## START Input

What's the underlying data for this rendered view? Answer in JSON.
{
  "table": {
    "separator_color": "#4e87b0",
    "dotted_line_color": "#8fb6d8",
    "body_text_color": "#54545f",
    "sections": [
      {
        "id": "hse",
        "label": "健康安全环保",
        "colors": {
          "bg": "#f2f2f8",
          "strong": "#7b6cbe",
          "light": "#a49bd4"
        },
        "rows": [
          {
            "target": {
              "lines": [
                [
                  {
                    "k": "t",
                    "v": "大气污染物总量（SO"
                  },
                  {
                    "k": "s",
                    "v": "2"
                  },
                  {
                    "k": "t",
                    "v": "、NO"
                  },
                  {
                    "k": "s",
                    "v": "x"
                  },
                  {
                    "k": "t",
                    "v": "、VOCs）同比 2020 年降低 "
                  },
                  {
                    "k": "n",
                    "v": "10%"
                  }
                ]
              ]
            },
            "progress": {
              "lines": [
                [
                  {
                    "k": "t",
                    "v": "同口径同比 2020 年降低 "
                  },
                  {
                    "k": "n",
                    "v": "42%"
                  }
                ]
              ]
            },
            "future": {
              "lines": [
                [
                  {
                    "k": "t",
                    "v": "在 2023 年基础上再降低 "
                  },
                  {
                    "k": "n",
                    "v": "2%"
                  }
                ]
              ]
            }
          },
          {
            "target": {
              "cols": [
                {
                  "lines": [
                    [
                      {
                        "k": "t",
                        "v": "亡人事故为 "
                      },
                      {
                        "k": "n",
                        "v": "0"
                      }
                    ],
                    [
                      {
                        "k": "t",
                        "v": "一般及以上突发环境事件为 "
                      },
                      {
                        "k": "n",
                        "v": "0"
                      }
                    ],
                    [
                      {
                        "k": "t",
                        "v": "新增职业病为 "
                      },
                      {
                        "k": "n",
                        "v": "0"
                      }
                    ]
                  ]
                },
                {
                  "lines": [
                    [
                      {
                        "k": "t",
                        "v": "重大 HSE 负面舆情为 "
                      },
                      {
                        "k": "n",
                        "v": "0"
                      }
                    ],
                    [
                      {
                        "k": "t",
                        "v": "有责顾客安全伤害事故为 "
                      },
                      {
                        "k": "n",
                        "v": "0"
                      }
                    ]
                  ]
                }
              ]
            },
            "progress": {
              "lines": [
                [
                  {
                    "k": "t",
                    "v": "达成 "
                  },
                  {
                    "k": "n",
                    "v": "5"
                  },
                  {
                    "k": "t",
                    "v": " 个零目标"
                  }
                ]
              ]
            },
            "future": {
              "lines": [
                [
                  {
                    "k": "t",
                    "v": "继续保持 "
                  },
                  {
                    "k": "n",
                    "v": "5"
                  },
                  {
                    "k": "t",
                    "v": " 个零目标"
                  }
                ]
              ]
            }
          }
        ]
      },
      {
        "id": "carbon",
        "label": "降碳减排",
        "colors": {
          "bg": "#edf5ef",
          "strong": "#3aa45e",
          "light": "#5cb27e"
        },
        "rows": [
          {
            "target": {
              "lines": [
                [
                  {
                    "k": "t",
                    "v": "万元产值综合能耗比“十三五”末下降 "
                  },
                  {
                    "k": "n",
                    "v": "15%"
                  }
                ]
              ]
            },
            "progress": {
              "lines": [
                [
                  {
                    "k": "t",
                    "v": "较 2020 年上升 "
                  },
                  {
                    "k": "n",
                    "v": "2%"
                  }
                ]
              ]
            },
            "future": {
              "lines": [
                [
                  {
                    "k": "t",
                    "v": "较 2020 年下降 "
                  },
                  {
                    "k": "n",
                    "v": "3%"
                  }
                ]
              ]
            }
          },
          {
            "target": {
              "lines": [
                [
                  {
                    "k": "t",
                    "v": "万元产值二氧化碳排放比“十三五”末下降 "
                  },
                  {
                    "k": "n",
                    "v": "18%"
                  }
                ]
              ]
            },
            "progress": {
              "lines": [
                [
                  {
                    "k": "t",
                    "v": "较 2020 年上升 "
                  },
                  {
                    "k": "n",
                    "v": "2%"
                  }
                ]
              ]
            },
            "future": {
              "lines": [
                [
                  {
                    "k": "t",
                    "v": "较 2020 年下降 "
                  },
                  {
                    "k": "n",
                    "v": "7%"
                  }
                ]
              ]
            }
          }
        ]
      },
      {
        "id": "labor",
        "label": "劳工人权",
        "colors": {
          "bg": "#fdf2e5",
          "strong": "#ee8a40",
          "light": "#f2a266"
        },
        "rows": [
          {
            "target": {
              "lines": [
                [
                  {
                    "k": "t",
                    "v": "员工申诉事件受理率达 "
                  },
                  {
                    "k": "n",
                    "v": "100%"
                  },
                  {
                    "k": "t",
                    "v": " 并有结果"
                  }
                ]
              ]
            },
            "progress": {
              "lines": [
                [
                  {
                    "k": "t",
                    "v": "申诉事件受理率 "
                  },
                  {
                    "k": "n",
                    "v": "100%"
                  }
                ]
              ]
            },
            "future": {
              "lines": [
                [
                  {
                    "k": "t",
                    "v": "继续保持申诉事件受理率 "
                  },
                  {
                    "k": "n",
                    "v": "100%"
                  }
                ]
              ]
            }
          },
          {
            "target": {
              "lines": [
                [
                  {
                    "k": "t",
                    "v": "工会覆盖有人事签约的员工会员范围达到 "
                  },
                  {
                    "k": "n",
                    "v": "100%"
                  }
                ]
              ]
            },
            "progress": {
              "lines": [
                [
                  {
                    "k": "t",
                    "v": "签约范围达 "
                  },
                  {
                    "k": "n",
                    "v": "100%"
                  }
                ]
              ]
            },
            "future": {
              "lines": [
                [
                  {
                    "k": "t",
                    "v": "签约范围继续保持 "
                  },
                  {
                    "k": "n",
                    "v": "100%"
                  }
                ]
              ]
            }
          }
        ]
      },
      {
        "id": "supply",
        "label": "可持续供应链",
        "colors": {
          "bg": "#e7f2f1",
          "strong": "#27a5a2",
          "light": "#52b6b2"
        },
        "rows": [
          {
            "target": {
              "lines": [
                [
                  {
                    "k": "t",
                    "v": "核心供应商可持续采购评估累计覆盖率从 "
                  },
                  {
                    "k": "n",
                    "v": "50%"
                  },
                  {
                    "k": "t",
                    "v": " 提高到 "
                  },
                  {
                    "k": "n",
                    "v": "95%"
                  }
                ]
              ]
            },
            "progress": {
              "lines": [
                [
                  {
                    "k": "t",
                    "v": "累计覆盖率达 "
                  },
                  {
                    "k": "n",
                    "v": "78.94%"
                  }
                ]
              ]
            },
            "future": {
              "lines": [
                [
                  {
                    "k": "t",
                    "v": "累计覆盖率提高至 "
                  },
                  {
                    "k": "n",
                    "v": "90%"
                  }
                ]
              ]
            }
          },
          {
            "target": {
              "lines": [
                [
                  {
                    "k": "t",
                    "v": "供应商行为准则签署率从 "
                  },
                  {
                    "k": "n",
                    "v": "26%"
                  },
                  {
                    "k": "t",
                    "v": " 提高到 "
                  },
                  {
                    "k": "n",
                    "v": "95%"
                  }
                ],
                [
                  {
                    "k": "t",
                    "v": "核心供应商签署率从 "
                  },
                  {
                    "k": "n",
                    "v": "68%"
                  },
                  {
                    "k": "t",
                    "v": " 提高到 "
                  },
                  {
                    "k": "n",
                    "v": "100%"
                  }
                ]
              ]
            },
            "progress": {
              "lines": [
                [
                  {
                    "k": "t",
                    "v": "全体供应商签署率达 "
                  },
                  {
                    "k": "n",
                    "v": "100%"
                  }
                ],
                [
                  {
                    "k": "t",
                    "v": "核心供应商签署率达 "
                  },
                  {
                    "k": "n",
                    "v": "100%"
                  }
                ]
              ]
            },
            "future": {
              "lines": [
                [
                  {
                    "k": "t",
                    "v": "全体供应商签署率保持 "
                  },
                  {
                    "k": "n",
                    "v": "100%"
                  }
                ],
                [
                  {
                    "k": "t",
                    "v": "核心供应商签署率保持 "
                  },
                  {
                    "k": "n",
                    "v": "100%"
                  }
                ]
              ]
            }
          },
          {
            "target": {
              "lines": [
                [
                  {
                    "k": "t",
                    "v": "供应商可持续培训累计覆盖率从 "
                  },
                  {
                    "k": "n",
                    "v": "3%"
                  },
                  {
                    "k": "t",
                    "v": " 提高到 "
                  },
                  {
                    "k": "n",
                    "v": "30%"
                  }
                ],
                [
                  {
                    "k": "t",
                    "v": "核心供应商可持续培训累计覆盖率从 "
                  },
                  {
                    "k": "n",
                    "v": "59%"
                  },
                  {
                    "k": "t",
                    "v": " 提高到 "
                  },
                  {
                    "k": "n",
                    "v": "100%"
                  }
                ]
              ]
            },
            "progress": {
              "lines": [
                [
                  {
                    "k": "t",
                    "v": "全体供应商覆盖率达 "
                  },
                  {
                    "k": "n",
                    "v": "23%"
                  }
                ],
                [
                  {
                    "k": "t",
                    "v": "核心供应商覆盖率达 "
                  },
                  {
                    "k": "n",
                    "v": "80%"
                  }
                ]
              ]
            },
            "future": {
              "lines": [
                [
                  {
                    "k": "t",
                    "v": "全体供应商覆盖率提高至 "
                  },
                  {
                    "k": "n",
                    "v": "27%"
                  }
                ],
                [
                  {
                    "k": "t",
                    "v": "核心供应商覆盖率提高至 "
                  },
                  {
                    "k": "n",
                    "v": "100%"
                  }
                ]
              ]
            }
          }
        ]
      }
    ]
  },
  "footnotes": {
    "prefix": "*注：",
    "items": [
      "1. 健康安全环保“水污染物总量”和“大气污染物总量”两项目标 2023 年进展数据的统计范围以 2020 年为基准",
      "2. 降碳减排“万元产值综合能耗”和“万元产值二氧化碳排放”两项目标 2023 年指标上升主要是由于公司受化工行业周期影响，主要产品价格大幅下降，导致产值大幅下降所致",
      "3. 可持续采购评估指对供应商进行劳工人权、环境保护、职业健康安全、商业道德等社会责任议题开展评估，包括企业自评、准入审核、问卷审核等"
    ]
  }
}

## END Input

Copy out all lines from the material above that contain the string "light".

          "light": "#a49bd4"
          "light": "#5cb27e"
          "light": "#f2a266"
          "light": "#52b6b2"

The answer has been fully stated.